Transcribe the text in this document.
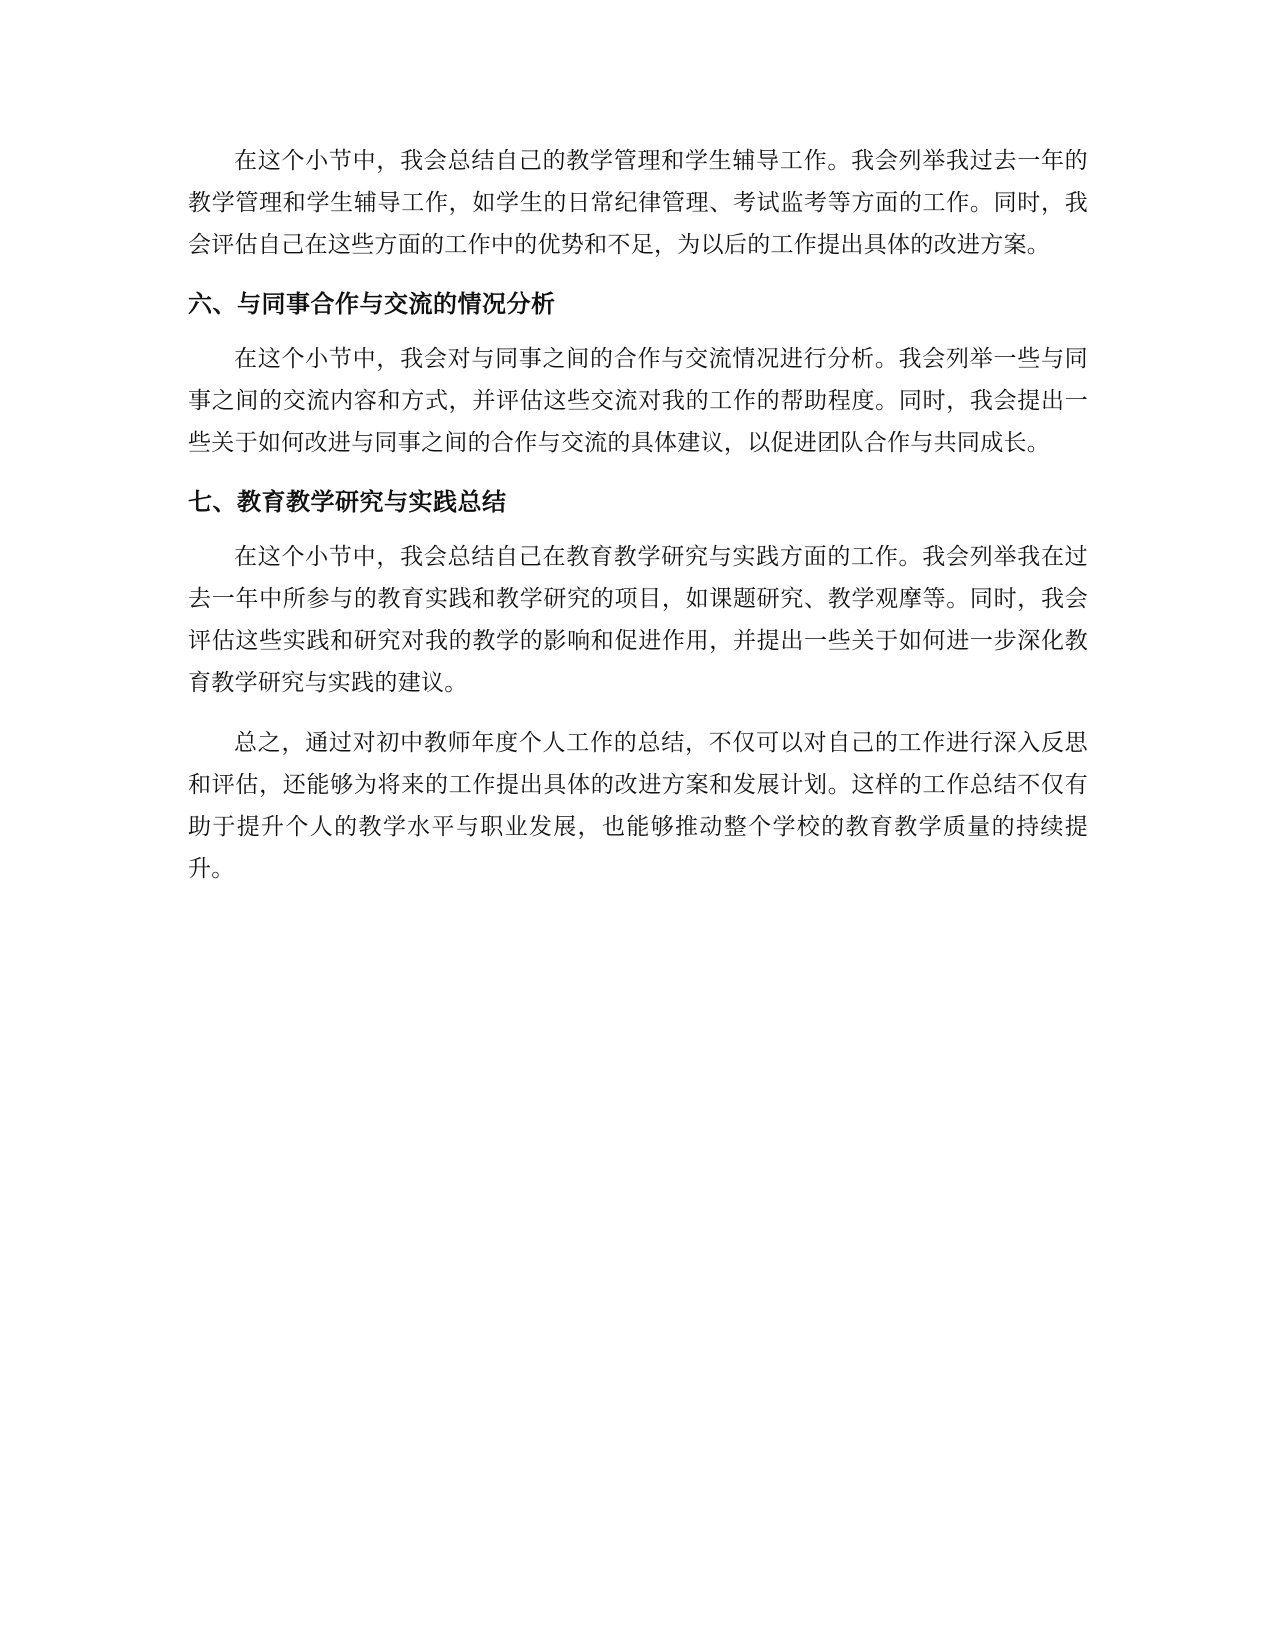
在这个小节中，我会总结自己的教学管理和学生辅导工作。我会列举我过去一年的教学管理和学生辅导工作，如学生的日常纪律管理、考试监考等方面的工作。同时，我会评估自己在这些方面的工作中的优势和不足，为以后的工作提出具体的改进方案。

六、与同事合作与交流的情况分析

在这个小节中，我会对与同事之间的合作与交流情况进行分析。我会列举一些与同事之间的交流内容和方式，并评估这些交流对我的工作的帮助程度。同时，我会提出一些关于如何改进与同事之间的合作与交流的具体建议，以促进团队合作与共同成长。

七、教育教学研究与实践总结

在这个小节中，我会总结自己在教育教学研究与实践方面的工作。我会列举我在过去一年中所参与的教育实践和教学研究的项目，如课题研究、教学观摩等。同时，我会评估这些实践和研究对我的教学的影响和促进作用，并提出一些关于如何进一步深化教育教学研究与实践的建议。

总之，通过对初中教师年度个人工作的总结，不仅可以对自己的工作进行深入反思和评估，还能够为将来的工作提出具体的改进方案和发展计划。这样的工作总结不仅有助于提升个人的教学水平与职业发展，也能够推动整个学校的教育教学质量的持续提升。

-=-=-=-=-

Will you restate every entry word for word and omit the images?

* _COMPLETE OUTPUT_
Transcribe the text in this document.
在这个小节中，我会总结自己的教学管理和学生辅导工作。我会列举我过去一年的教学管理和学生辅导工作，如学生的日常纪律管理、考试监考等方面的工作。同时，我会评估自己在这些方面的工作中的优势和不足，为以后的工作提出具体的改进方案。

六、与同事合作与交流的情况分析

在这个小节中，我会对与同事之间的合作与交流情况进行分析。我会列举一些与同事之间的交流内容和方式，并评估这些交流对我的工作的帮助程度。同时，我会提出一些关于如何改进与同事之间的合作与交流的具体建议，以促进团队合作与共同成长。

七、教育教学研究与实践总结

在这个小节中，我会总结自己在教育教学研究与实践方面的工作。我会列举我在过去一年中所参与的教育实践和教学研究的项目，如课题研究、教学观摩等。同时，我会评估这些实践和研究对我的教学的影响和促进作用，并提出一些关于如何进一步深化教育教学研究与实践的建议。

总之，通过对初中教师年度个人工作的总结，不仅可以对自己的工作进行深入反思和评估，还能够为将来的工作提出具体的改进方案和发展计划。这样的工作总结不仅有助于提升个人的教学水平与职业发展，也能够推动整个学校的教育教学质量的持续提升。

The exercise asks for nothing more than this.